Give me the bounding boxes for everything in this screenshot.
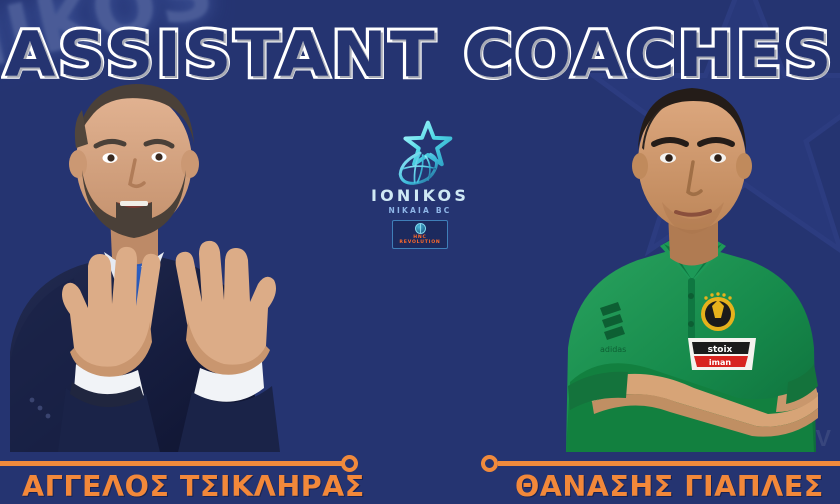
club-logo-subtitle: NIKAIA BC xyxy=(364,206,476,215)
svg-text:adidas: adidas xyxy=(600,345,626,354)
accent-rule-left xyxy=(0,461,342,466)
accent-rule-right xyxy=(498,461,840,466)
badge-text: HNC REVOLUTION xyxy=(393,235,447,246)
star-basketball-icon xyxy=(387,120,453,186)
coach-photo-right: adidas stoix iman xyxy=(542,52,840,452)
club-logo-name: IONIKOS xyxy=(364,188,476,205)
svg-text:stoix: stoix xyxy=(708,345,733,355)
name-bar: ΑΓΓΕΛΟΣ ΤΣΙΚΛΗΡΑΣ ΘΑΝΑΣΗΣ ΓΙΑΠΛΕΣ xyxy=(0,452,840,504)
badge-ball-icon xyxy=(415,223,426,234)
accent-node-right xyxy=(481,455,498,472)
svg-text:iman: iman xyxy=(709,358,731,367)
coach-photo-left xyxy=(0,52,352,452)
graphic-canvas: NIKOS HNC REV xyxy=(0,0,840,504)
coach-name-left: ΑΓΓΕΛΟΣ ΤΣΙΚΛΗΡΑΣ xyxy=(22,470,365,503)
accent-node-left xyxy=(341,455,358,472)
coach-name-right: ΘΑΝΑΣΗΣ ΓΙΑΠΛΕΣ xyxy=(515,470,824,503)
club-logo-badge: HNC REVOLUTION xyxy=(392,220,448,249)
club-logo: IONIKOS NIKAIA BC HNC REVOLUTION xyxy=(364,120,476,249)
■ ■ ■
→ **Your objective**
Rewrite all the records with every "coach" replaced by "trainer" and everything else unchanged, leaving out the pictures.

→ **Response to the task**
Give me the bounding boxes for everything in this screenshot.
club-logo-subtitle: NIKAIA BC xyxy=(364,206,476,215)
svg-text:adidas: adidas xyxy=(600,345,626,354)
accent-rule-left xyxy=(0,461,342,466)
accent-rule-right xyxy=(498,461,840,466)
badge-text: HNC REVOLUTION xyxy=(393,235,447,246)
star-basketball-icon xyxy=(387,120,453,186)
trainer-photo-right: adidas stoix iman xyxy=(542,52,840,452)
club-logo-name: IONIKOS xyxy=(364,188,476,205)
svg-text:stoix: stoix xyxy=(708,345,733,355)
name-bar: ΑΓΓΕΛΟΣ ΤΣΙΚΛΗΡΑΣ ΘΑΝΑΣΗΣ ΓΙΑΠΛΕΣ xyxy=(0,452,840,504)
badge-ball-icon xyxy=(415,223,426,234)
accent-node-right xyxy=(481,455,498,472)
svg-text:iman: iman xyxy=(709,358,731,367)
trainer-photo-left xyxy=(0,52,352,452)
graphic-canvas: NIKOS HNC REV xyxy=(0,0,840,504)
trainer-name-left: ΑΓΓΕΛΟΣ ΤΣΙΚΛΗΡΑΣ xyxy=(22,470,365,503)
accent-node-left xyxy=(341,455,358,472)
trainer-name-right: ΘΑΝΑΣΗΣ ΓΙΑΠΛΕΣ xyxy=(515,470,824,503)
club-logo-badge: HNC REVOLUTION xyxy=(392,220,448,249)
club-logo: IONIKOS NIKAIA BC HNC REVOLUTION xyxy=(364,120,476,249)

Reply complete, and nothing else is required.